TO DO ▸ Write out the listing below exactly, and omit any images you find in it.

DATA EXTRACT ▸
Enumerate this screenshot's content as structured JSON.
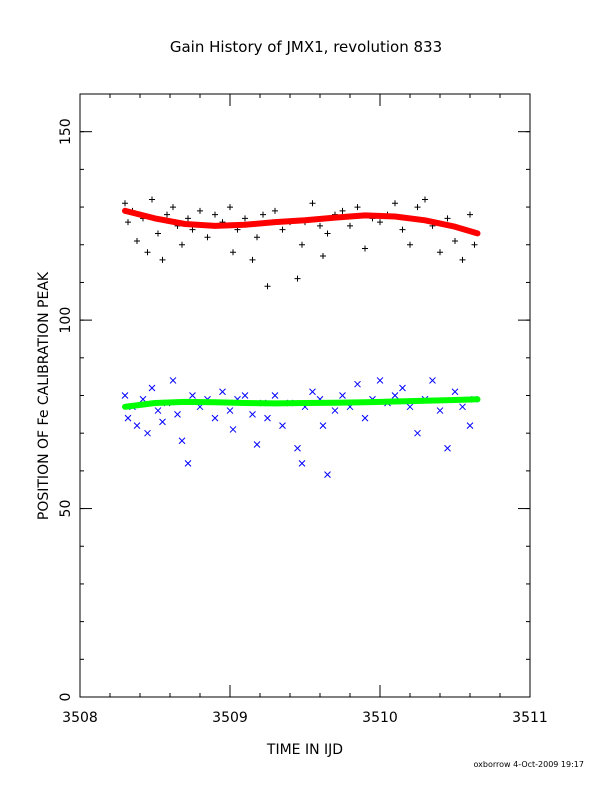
{
  "chart_data": {
    "type": "scatter",
    "title": "Gain History of JMX1, revolution 833",
    "xlabel": "TIME IN IJD",
    "ylabel": "POSITION OF Fe CALIBRATION PEAK",
    "xlim": [
      3508,
      3511
    ],
    "ylim": [
      0,
      160
    ],
    "x_ticks": [
      3508,
      3509,
      3510,
      3511
    ],
    "y_ticks": [
      0,
      50,
      100,
      150
    ],
    "x_ticks_minor_step": 0.2,
    "y_ticks_minor_step": 10,
    "grid": false,
    "x_range_observed": [
      3508.29,
      3510.65
    ],
    "series": [
      {
        "marker": "plus",
        "color": "#000000",
        "kind": "scatter",
        "x": [
          3508.3,
          3508.32,
          3508.35,
          3508.38,
          3508.42,
          3508.45,
          3508.48,
          3508.52,
          3508.55,
          3508.58,
          3508.62,
          3508.65,
          3508.68,
          3508.72,
          3508.75,
          3508.8,
          3508.85,
          3508.9,
          3508.95,
          3509.0,
          3509.02,
          3509.05,
          3509.1,
          3509.15,
          3509.18,
          3509.22,
          3509.25,
          3509.3,
          3509.35,
          3509.4,
          3509.45,
          3509.48,
          3509.5,
          3509.55,
          3509.6,
          3509.62,
          3509.65,
          3509.7,
          3509.75,
          3509.8,
          3509.85,
          3509.9,
          3509.95,
          3510.0,
          3510.05,
          3510.1,
          3510.15,
          3510.2,
          3510.25,
          3510.3,
          3510.35,
          3510.4,
          3510.45,
          3510.5,
          3510.55,
          3510.6,
          3510.63
        ],
        "y": [
          131,
          126,
          129,
          121,
          127,
          118,
          132,
          123,
          116,
          128,
          130,
          125,
          120,
          127,
          124,
          129,
          122,
          128,
          126,
          130,
          118,
          124,
          127,
          116,
          122,
          128,
          109,
          129,
          124,
          126,
          111,
          120,
          126,
          131,
          125,
          117,
          123,
          128,
          129,
          125,
          130,
          119,
          127,
          126,
          128,
          131,
          124,
          120,
          130,
          132,
          125,
          118,
          127,
          121,
          116,
          128,
          120
        ]
      },
      {
        "marker": "cross",
        "color": "#0000ff",
        "kind": "scatter",
        "x": [
          3508.3,
          3508.32,
          3508.35,
          3508.38,
          3508.42,
          3508.45,
          3508.48,
          3508.52,
          3508.55,
          3508.58,
          3508.62,
          3508.65,
          3508.68,
          3508.72,
          3508.75,
          3508.8,
          3508.85,
          3508.9,
          3508.95,
          3509.0,
          3509.02,
          3509.05,
          3509.1,
          3509.15,
          3509.18,
          3509.22,
          3509.25,
          3509.3,
          3509.35,
          3509.4,
          3509.45,
          3509.48,
          3509.5,
          3509.55,
          3509.6,
          3509.62,
          3509.65,
          3509.7,
          3509.75,
          3509.8,
          3509.85,
          3509.9,
          3509.95,
          3510.0,
          3510.05,
          3510.1,
          3510.15,
          3510.2,
          3510.25,
          3510.3,
          3510.35,
          3510.4,
          3510.45,
          3510.5,
          3510.55,
          3510.6,
          3510.63
        ],
        "y": [
          80,
          74,
          77,
          72,
          79,
          70,
          82,
          76,
          73,
          78,
          84,
          75,
          68,
          62,
          80,
          77,
          79,
          74,
          81,
          76,
          71,
          79,
          80,
          75,
          67,
          78,
          74,
          80,
          72,
          78,
          66,
          62,
          77,
          81,
          79,
          72,
          59,
          76,
          80,
          77,
          83,
          74,
          79,
          84,
          78,
          80,
          82,
          77,
          70,
          79,
          84,
          76,
          66,
          81,
          77,
          72,
          79
        ]
      },
      {
        "kind": "line",
        "color": "#ff0000",
        "x": [
          3508.3,
          3508.5,
          3508.7,
          3508.9,
          3509.1,
          3509.3,
          3509.5,
          3509.7,
          3509.9,
          3510.1,
          3510.3,
          3510.5,
          3510.65
        ],
        "y": [
          129,
          127,
          125.5,
          125,
          125.3,
          126,
          126.5,
          127.2,
          127.8,
          127.5,
          126.5,
          124.8,
          123
        ]
      },
      {
        "kind": "line",
        "color": "#00ff00",
        "x": [
          3508.3,
          3508.5,
          3508.7,
          3508.9,
          3509.1,
          3509.3,
          3509.5,
          3509.7,
          3509.9,
          3510.1,
          3510.3,
          3510.5,
          3510.65
        ],
        "y": [
          77,
          78,
          78.3,
          78.2,
          78,
          77.9,
          78,
          78.1,
          78.2,
          78.4,
          78.6,
          78.8,
          79
        ]
      }
    ]
  },
  "footer": {
    "text": "oxborrow   4-Oct-2009 19:17"
  }
}
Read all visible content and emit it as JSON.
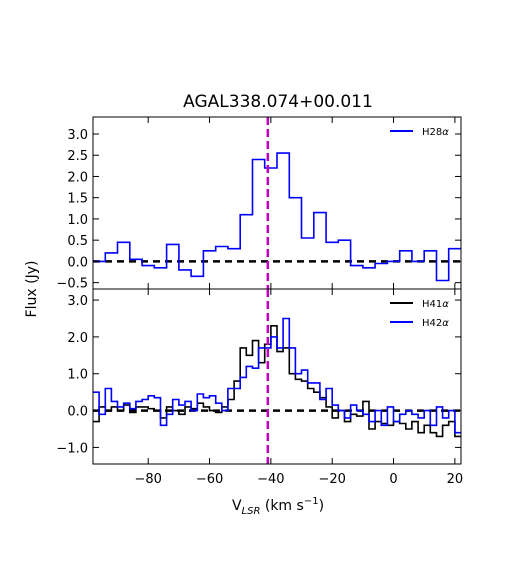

TASK RESPONSE ▸
Enumerate this screenshot's content as structured JSON.
{
  "chart_data": {
    "type": "scatter",
    "title": "Gain History of JMX1, revolution 833",
    "xlabel": "TIME IN IJD",
    "ylabel": "POSITION OF Fe CALIBRATION PEAK",
    "xlim": [
      3508,
      3511
    ],
    "ylim": [
      0,
      160
    ],
    "x_ticks": [
      3508,
      3509,
      3510,
      3511
    ],
    "y_ticks": [
      0,
      50,
      100,
      150
    ],
    "x_ticks_minor_step": 0.2,
    "y_ticks_minor_step": 10,
    "grid": false,
    "x_range_observed": [
      3508.29,
      3510.65
    ],
    "series": [
      {
        "marker": "plus",
        "color": "#000000",
        "kind": "scatter",
        "x": [
          3508.3,
          3508.32,
          3508.35,
          3508.38,
          3508.42,
          3508.45,
          3508.48,
          3508.52,
          3508.55,
          3508.58,
          3508.62,
          3508.65,
          3508.68,
          3508.72,
          3508.75,
          3508.8,
          3508.85,
          3508.9,
          3508.95,
          3509.0,
          3509.02,
          3509.05,
          3509.1,
          3509.15,
          3509.18,
          3509.22,
          3509.25,
          3509.3,
          3509.35,
          3509.4,
          3509.45,
          3509.48,
          3509.5,
          3509.55,
          3509.6,
          3509.62,
          3509.65,
          3509.7,
          3509.75,
          3509.8,
          3509.85,
          3509.9,
          3509.95,
          3510.0,
          3510.05,
          3510.1,
          3510.15,
          3510.2,
          3510.25,
          3510.3,
          3510.35,
          3510.4,
          3510.45,
          3510.5,
          3510.55,
          3510.6,
          3510.63
        ],
        "y": [
          131,
          126,
          129,
          121,
          127,
          118,
          132,
          123,
          116,
          128,
          130,
          125,
          120,
          127,
          124,
          129,
          122,
          128,
          126,
          130,
          118,
          124,
          127,
          116,
          122,
          128,
          109,
          129,
          124,
          126,
          111,
          120,
          126,
          131,
          125,
          117,
          123,
          128,
          129,
          125,
          130,
          119,
          127,
          126,
          128,
          131,
          124,
          120,
          130,
          132,
          125,
          118,
          127,
          121,
          116,
          128,
          120
        ]
      },
      {
        "marker": "cross",
        "color": "#0000ff",
        "kind": "scatter",
        "x": [
          3508.3,
          3508.32,
          3508.35,
          3508.38,
          3508.42,
          3508.45,
          3508.48,
          3508.52,
          3508.55,
          3508.58,
          3508.62,
          3508.65,
          3508.68,
          3508.72,
          3508.75,
          3508.8,
          3508.85,
          3508.9,
          3508.95,
          3509.0,
          3509.02,
          3509.05,
          3509.1,
          3509.15,
          3509.18,
          3509.22,
          3509.25,
          3509.3,
          3509.35,
          3509.4,
          3509.45,
          3509.48,
          3509.5,
          3509.55,
          3509.6,
          3509.62,
          3509.65,
          3509.7,
          3509.75,
          3509.8,
          3509.85,
          3509.9,
          3509.95,
          3510.0,
          3510.05,
          3510.1,
          3510.15,
          3510.2,
          3510.25,
          3510.3,
          3510.35,
          3510.4,
          3510.45,
          3510.5,
          3510.55,
          3510.6,
          3510.63
        ],
        "y": [
          80,
          74,
          77,
          72,
          79,
          70,
          82,
          76,
          73,
          78,
          84,
          75,
          68,
          62,
          80,
          77,
          79,
          74,
          81,
          76,
          71,
          79,
          80,
          75,
          67,
          78,
          74,
          80,
          72,
          78,
          66,
          62,
          77,
          81,
          79,
          72,
          59,
          76,
          80,
          77,
          83,
          74,
          79,
          84,
          78,
          80,
          82,
          77,
          70,
          79,
          84,
          76,
          66,
          81,
          77,
          72,
          79
        ]
      },
      {
        "kind": "line",
        "color": "#ff0000",
        "x": [
          3508.3,
          3508.5,
          3508.7,
          3508.9,
          3509.1,
          3509.3,
          3509.5,
          3509.7,
          3509.9,
          3510.1,
          3510.3,
          3510.5,
          3510.65
        ],
        "y": [
          129,
          127,
          125.5,
          125,
          125.3,
          126,
          126.5,
          127.2,
          127.8,
          127.5,
          126.5,
          124.8,
          123
        ]
      },
      {
        "kind": "line",
        "color": "#00ff00",
        "x": [
          3508.3,
          3508.5,
          3508.7,
          3508.9,
          3509.1,
          3509.3,
          3509.5,
          3509.7,
          3509.9,
          3510.1,
          3510.3,
          3510.5,
          3510.65
        ],
        "y": [
          77,
          78,
          78.3,
          78.2,
          78,
          77.9,
          78,
          78.1,
          78.2,
          78.4,
          78.6,
          78.8,
          79
        ]
      }
    ]
  },
  "footer": {
    "text": "oxborrow   4-Oct-2009 19:17"
  }
}
Read all visible content and emit it as JSON.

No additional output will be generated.